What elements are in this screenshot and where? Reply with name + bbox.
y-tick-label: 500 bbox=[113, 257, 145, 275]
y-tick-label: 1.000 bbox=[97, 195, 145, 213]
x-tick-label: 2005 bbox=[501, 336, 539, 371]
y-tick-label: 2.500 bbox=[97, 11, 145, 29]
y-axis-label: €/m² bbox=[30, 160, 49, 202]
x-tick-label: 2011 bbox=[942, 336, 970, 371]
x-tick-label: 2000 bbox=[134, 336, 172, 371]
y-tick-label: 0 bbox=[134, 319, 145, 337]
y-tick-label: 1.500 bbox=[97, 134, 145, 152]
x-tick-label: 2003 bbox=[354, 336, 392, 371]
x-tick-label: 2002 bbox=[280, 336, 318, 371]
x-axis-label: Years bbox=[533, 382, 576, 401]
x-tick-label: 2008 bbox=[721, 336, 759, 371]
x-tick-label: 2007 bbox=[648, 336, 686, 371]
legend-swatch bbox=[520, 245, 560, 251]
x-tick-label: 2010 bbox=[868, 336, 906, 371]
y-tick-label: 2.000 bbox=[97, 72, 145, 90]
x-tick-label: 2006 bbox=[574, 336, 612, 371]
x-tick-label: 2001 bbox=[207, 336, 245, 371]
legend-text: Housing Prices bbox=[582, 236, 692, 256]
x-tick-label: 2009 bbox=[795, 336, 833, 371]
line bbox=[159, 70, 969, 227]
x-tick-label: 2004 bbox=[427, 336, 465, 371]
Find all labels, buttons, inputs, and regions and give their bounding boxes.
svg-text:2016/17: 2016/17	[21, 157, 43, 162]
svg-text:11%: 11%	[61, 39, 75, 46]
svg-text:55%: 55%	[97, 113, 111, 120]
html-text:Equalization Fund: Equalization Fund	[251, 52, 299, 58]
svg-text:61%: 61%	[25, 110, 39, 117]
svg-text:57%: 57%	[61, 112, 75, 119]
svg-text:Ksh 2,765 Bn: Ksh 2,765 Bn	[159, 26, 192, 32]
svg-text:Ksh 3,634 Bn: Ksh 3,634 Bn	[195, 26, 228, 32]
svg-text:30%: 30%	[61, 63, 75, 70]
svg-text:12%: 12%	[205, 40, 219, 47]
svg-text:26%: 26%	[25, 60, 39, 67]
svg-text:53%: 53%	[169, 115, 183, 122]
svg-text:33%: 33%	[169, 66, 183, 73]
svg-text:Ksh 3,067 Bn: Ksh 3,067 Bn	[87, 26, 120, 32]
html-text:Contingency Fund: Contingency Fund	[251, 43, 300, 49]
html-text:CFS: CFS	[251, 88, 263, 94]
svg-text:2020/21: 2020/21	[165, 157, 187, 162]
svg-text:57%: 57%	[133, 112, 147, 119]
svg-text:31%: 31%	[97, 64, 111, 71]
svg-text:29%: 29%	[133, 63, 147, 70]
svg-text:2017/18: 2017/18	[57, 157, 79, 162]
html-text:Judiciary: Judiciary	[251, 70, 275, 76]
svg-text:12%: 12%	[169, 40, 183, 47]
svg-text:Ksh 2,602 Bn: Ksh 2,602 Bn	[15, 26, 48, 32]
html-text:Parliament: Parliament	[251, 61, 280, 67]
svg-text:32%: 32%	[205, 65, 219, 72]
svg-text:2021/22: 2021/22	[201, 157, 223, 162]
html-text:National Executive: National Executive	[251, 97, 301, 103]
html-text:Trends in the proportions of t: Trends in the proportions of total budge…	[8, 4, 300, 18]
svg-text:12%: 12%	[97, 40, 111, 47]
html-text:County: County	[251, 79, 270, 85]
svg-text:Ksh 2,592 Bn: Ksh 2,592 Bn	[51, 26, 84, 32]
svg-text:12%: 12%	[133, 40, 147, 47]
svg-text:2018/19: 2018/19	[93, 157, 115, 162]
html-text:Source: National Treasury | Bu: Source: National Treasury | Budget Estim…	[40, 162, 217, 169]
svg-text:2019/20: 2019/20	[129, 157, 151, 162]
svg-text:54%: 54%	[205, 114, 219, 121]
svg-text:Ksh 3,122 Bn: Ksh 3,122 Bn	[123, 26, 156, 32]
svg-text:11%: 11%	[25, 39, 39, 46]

Directions for this task:
Please rewrite all the records above, changing each "x-tick-label" to "x-axis-tick" and leaving everything else as it is.

Response for this exercise:
What elements are in this screenshot and where? Reply with name + bbox.
y-tick-label: 500 bbox=[113, 257, 145, 275]
y-tick-label: 1.000 bbox=[97, 195, 145, 213]
x-axis-tick: 2005 bbox=[501, 336, 539, 371]
y-tick-label: 2.500 bbox=[97, 11, 145, 29]
y-axis-label: €/m² bbox=[30, 160, 49, 202]
x-axis-tick: 2011 bbox=[942, 336, 970, 371]
x-axis-tick: 2000 bbox=[134, 336, 172, 371]
y-tick-label: 0 bbox=[134, 319, 145, 337]
y-tick-label: 1.500 bbox=[97, 134, 145, 152]
x-axis-tick: 2003 bbox=[354, 336, 392, 371]
x-axis-tick: 2002 bbox=[280, 336, 318, 371]
x-axis-label: Years bbox=[533, 382, 576, 401]
x-axis-tick: 2008 bbox=[721, 336, 759, 371]
x-axis-tick: 2007 bbox=[648, 336, 686, 371]
legend-swatch bbox=[520, 245, 560, 251]
x-axis-tick: 2010 bbox=[868, 336, 906, 371]
y-tick-label: 2.000 bbox=[97, 72, 145, 90]
x-axis-tick: 2006 bbox=[574, 336, 612, 371]
x-axis-tick: 2001 bbox=[207, 336, 245, 371]
legend-text: Housing Prices bbox=[582, 236, 692, 256]
x-axis-tick: 2009 bbox=[795, 336, 833, 371]
line bbox=[159, 70, 969, 227]
x-axis-tick: 2004 bbox=[427, 336, 465, 371]
Find all labels, buttons, inputs, and regions and give their bounding boxes.
svg-text:2016/17: 2016/17	[21, 157, 43, 162]
svg-text:11%: 11%	[61, 39, 75, 46]
svg-text:55%: 55%	[97, 113, 111, 120]
html-text:Equalization Fund: Equalization Fund	[251, 52, 299, 58]
svg-text:61%: 61%	[25, 110, 39, 117]
svg-text:57%: 57%	[61, 112, 75, 119]
svg-text:Ksh 2,765 Bn: Ksh 2,765 Bn	[159, 26, 192, 32]
svg-text:Ksh 3,634 Bn: Ksh 3,634 Bn	[195, 26, 228, 32]
svg-text:30%: 30%	[61, 63, 75, 70]
svg-text:12%: 12%	[205, 40, 219, 47]
svg-text:26%: 26%	[25, 60, 39, 67]
svg-text:53%: 53%	[169, 115, 183, 122]
svg-text:33%: 33%	[169, 66, 183, 73]
svg-text:Ksh 3,067 Bn: Ksh 3,067 Bn	[87, 26, 120, 32]
html-text:Contingency Fund: Contingency Fund	[251, 43, 300, 49]
html-text:CFS: CFS	[251, 88, 263, 94]
svg-text:2020/21: 2020/21	[165, 157, 187, 162]
svg-text:57%: 57%	[133, 112, 147, 119]
svg-text:31%: 31%	[97, 64, 111, 71]
svg-text:29%: 29%	[133, 63, 147, 70]
svg-text:2017/18: 2017/18	[57, 157, 79, 162]
html-text:Judiciary: Judiciary	[251, 70, 275, 76]
svg-text:12%: 12%	[169, 40, 183, 47]
svg-text:Ksh 2,602 Bn: Ksh 2,602 Bn	[15, 26, 48, 32]
html-text:Parliament: Parliament	[251, 61, 280, 67]
svg-text:32%: 32%	[205, 65, 219, 72]
svg-text:2021/22: 2021/22	[201, 157, 223, 162]
html-text:National Executive: National Executive	[251, 97, 301, 103]
html-text:Trends in the proportions of t: Trends in the proportions of total budge…	[8, 4, 300, 18]
svg-text:12%: 12%	[97, 40, 111, 47]
html-text:County: County	[251, 79, 270, 85]
svg-text:Ksh 2,592 Bn: Ksh 2,592 Bn	[51, 26, 84, 32]
svg-text:12%: 12%	[133, 40, 147, 47]
svg-text:2018/19: 2018/19	[93, 157, 115, 162]
html-text:Source: National Treasury | Bu: Source: National Treasury | Budget Estim…	[40, 162, 217, 169]
svg-text:2019/20: 2019/20	[129, 157, 151, 162]
svg-text:54%: 54%	[205, 114, 219, 121]
svg-text:Ksh 3,122 Bn: Ksh 3,122 Bn	[123, 26, 156, 32]
svg-text:11%: 11%	[25, 39, 39, 46]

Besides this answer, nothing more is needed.